* **YOUR OBJECTIVE**
What follows is a listing. Return every line of it exactly.

* **MATERIAL SHOWN**

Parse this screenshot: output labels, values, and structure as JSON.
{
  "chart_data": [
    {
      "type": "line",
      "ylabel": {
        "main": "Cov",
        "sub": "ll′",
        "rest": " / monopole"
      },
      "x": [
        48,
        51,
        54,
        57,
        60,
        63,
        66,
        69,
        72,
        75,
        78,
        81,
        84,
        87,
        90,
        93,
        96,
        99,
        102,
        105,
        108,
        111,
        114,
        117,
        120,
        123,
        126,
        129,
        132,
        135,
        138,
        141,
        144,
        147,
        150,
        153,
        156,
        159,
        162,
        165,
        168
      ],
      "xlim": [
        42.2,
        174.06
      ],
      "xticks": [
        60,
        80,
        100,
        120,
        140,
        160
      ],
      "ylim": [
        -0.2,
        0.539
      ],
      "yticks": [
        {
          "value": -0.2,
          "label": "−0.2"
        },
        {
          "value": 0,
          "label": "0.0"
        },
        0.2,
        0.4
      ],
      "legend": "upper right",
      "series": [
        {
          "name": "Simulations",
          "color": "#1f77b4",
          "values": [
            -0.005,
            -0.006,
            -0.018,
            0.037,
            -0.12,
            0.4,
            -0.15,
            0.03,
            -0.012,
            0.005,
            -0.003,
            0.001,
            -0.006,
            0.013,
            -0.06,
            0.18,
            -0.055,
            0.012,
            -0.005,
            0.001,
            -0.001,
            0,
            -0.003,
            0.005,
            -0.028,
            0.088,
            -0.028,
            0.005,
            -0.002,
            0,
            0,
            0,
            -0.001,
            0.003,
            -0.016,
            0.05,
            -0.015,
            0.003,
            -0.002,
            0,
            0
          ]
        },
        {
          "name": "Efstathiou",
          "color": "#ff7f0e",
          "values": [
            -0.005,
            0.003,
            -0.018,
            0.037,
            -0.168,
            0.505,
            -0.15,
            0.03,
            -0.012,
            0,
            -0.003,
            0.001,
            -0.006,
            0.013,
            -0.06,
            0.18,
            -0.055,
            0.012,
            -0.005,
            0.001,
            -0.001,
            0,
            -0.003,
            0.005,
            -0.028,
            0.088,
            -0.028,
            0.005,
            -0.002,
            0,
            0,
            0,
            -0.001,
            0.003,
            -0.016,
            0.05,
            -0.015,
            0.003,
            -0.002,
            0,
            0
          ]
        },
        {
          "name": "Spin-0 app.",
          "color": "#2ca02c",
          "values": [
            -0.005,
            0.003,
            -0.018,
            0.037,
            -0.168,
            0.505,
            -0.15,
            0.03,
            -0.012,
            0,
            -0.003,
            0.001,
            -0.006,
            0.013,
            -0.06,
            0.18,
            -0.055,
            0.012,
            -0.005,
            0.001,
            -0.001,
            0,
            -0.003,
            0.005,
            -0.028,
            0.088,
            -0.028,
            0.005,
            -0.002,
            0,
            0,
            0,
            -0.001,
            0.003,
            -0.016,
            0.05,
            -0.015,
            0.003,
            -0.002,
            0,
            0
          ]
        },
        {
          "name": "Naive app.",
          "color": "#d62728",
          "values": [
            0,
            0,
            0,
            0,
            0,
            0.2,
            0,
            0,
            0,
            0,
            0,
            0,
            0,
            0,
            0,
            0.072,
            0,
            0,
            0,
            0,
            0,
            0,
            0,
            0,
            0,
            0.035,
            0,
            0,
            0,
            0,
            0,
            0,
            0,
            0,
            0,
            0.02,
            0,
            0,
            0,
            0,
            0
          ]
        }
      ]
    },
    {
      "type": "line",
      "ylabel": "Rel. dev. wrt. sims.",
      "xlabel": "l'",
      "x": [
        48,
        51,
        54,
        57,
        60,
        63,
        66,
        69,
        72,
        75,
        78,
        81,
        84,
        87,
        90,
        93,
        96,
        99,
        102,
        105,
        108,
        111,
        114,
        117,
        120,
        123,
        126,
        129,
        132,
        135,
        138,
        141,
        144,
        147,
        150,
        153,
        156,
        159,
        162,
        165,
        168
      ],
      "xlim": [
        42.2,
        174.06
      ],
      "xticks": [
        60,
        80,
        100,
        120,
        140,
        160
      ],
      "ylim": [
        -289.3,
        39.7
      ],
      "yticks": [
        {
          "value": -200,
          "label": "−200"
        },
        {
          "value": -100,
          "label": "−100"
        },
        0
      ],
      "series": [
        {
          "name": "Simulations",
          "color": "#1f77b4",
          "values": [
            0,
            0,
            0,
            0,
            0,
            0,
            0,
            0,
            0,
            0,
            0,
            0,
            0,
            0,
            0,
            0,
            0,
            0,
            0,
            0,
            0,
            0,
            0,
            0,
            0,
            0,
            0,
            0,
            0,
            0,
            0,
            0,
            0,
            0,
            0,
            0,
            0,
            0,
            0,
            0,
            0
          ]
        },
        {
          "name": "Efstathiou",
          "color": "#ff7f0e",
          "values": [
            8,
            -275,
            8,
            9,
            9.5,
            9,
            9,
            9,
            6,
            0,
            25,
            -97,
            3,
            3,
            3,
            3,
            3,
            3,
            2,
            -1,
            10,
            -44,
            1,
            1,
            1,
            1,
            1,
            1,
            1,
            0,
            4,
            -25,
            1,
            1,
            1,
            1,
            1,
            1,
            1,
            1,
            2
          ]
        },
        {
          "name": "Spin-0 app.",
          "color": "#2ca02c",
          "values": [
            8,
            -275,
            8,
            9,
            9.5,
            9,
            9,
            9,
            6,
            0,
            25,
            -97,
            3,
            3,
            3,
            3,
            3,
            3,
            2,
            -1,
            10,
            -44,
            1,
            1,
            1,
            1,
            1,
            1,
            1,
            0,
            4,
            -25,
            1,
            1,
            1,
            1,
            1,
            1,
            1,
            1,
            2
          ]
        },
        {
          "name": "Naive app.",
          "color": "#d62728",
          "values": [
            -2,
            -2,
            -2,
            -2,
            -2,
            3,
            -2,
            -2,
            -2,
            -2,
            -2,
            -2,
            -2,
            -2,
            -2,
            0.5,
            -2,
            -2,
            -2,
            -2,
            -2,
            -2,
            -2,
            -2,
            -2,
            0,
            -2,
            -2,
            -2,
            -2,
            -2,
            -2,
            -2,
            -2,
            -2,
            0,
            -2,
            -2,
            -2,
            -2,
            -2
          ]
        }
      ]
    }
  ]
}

* **RESPONSE TO THE TASK**
Parse this screenshot: output labels, values, and structure as JSON.
{
  "chart_data": [
    {
      "type": "line",
      "ylabel": {
        "main": "Cov",
        "sub": "ll′",
        "rest": " / monopole"
      },
      "x": [
        48,
        51,
        54,
        57,
        60,
        63,
        66,
        69,
        72,
        75,
        78,
        81,
        84,
        87,
        90,
        93,
        96,
        99,
        102,
        105,
        108,
        111,
        114,
        117,
        120,
        123,
        126,
        129,
        132,
        135,
        138,
        141,
        144,
        147,
        150,
        153,
        156,
        159,
        162,
        165,
        168
      ],
      "xlim": [
        42.2,
        174.06
      ],
      "xticks": [
        60,
        80,
        100,
        120,
        140,
        160
      ],
      "ylim": [
        -0.2,
        0.539
      ],
      "yticks": [
        {
          "value": -0.2,
          "label": "−0.2"
        },
        {
          "value": 0,
          "label": "0.0"
        },
        0.2,
        0.4
      ],
      "legend": "upper right",
      "series": [
        {
          "name": "Simulations",
          "color": "#1f77b4",
          "values": [
            -0.005,
            -0.006,
            -0.018,
            0.037,
            -0.12,
            0.4,
            -0.15,
            0.03,
            -0.012,
            0.005,
            -0.003,
            0.001,
            -0.006,
            0.013,
            -0.06,
            0.18,
            -0.055,
            0.012,
            -0.005,
            0.001,
            -0.001,
            0,
            -0.003,
            0.005,
            -0.028,
            0.088,
            -0.028,
            0.005,
            -0.002,
            0,
            0,
            0,
            -0.001,
            0.003,
            -0.016,
            0.05,
            -0.015,
            0.003,
            -0.002,
            0,
            0
          ]
        },
        {
          "name": "Efstathiou",
          "color": "#ff7f0e",
          "values": [
            -0.005,
            0.003,
            -0.018,
            0.037,
            -0.168,
            0.505,
            -0.15,
            0.03,
            -0.012,
            0,
            -0.003,
            0.001,
            -0.006,
            0.013,
            -0.06,
            0.18,
            -0.055,
            0.012,
            -0.005,
            0.001,
            -0.001,
            0,
            -0.003,
            0.005,
            -0.028,
            0.088,
            -0.028,
            0.005,
            -0.002,
            0,
            0,
            0,
            -0.001,
            0.003,
            -0.016,
            0.05,
            -0.015,
            0.003,
            -0.002,
            0,
            0
          ]
        },
        {
          "name": "Spin-0 app.",
          "color": "#2ca02c",
          "values": [
            -0.005,
            0.003,
            -0.018,
            0.037,
            -0.168,
            0.505,
            -0.15,
            0.03,
            -0.012,
            0,
            -0.003,
            0.001,
            -0.006,
            0.013,
            -0.06,
            0.18,
            -0.055,
            0.012,
            -0.005,
            0.001,
            -0.001,
            0,
            -0.003,
            0.005,
            -0.028,
            0.088,
            -0.028,
            0.005,
            -0.002,
            0,
            0,
            0,
            -0.001,
            0.003,
            -0.016,
            0.05,
            -0.015,
            0.003,
            -0.002,
            0,
            0
          ]
        },
        {
          "name": "Naive app.",
          "color": "#d62728",
          "values": [
            0,
            0,
            0,
            0,
            0,
            0.2,
            0,
            0,
            0,
            0,
            0,
            0,
            0,
            0,
            0,
            0.072,
            0,
            0,
            0,
            0,
            0,
            0,
            0,
            0,
            0,
            0.035,
            0,
            0,
            0,
            0,
            0,
            0,
            0,
            0,
            0,
            0.02,
            0,
            0,
            0,
            0,
            0
          ]
        }
      ]
    },
    {
      "type": "line",
      "ylabel": "Rel. dev. wrt. sims.",
      "xlabel": "l'",
      "x": [
        48,
        51,
        54,
        57,
        60,
        63,
        66,
        69,
        72,
        75,
        78,
        81,
        84,
        87,
        90,
        93,
        96,
        99,
        102,
        105,
        108,
        111,
        114,
        117,
        120,
        123,
        126,
        129,
        132,
        135,
        138,
        141,
        144,
        147,
        150,
        153,
        156,
        159,
        162,
        165,
        168
      ],
      "xlim": [
        42.2,
        174.06
      ],
      "xticks": [
        60,
        80,
        100,
        120,
        140,
        160
      ],
      "ylim": [
        -289.3,
        39.7
      ],
      "yticks": [
        {
          "value": -200,
          "label": "−200"
        },
        {
          "value": -100,
          "label": "−100"
        },
        0
      ],
      "series": [
        {
          "name": "Simulations",
          "color": "#1f77b4",
          "values": [
            0,
            0,
            0,
            0,
            0,
            0,
            0,
            0,
            0,
            0,
            0,
            0,
            0,
            0,
            0,
            0,
            0,
            0,
            0,
            0,
            0,
            0,
            0,
            0,
            0,
            0,
            0,
            0,
            0,
            0,
            0,
            0,
            0,
            0,
            0,
            0,
            0,
            0,
            0,
            0,
            0
          ]
        },
        {
          "name": "Efstathiou",
          "color": "#ff7f0e",
          "values": [
            8,
            -275,
            8,
            9,
            9.5,
            9,
            9,
            9,
            6,
            0,
            25,
            -97,
            3,
            3,
            3,
            3,
            3,
            3,
            2,
            -1,
            10,
            -44,
            1,
            1,
            1,
            1,
            1,
            1,
            1,
            0,
            4,
            -25,
            1,
            1,
            1,
            1,
            1,
            1,
            1,
            1,
            2
          ]
        },
        {
          "name": "Spin-0 app.",
          "color": "#2ca02c",
          "values": [
            8,
            -275,
            8,
            9,
            9.5,
            9,
            9,
            9,
            6,
            0,
            25,
            -97,
            3,
            3,
            3,
            3,
            3,
            3,
            2,
            -1,
            10,
            -44,
            1,
            1,
            1,
            1,
            1,
            1,
            1,
            0,
            4,
            -25,
            1,
            1,
            1,
            1,
            1,
            1,
            1,
            1,
            2
          ]
        },
        {
          "name": "Naive app.",
          "color": "#d62728",
          "values": [
            -2,
            -2,
            -2,
            -2,
            -2,
            3,
            -2,
            -2,
            -2,
            -2,
            -2,
            -2,
            -2,
            -2,
            -2,
            0.5,
            -2,
            -2,
            -2,
            -2,
            -2,
            -2,
            -2,
            -2,
            -2,
            0,
            -2,
            -2,
            -2,
            -2,
            -2,
            -2,
            -2,
            -2,
            -2,
            0,
            -2,
            -2,
            -2,
            -2,
            -2
          ]
        }
      ]
    }
  ]
}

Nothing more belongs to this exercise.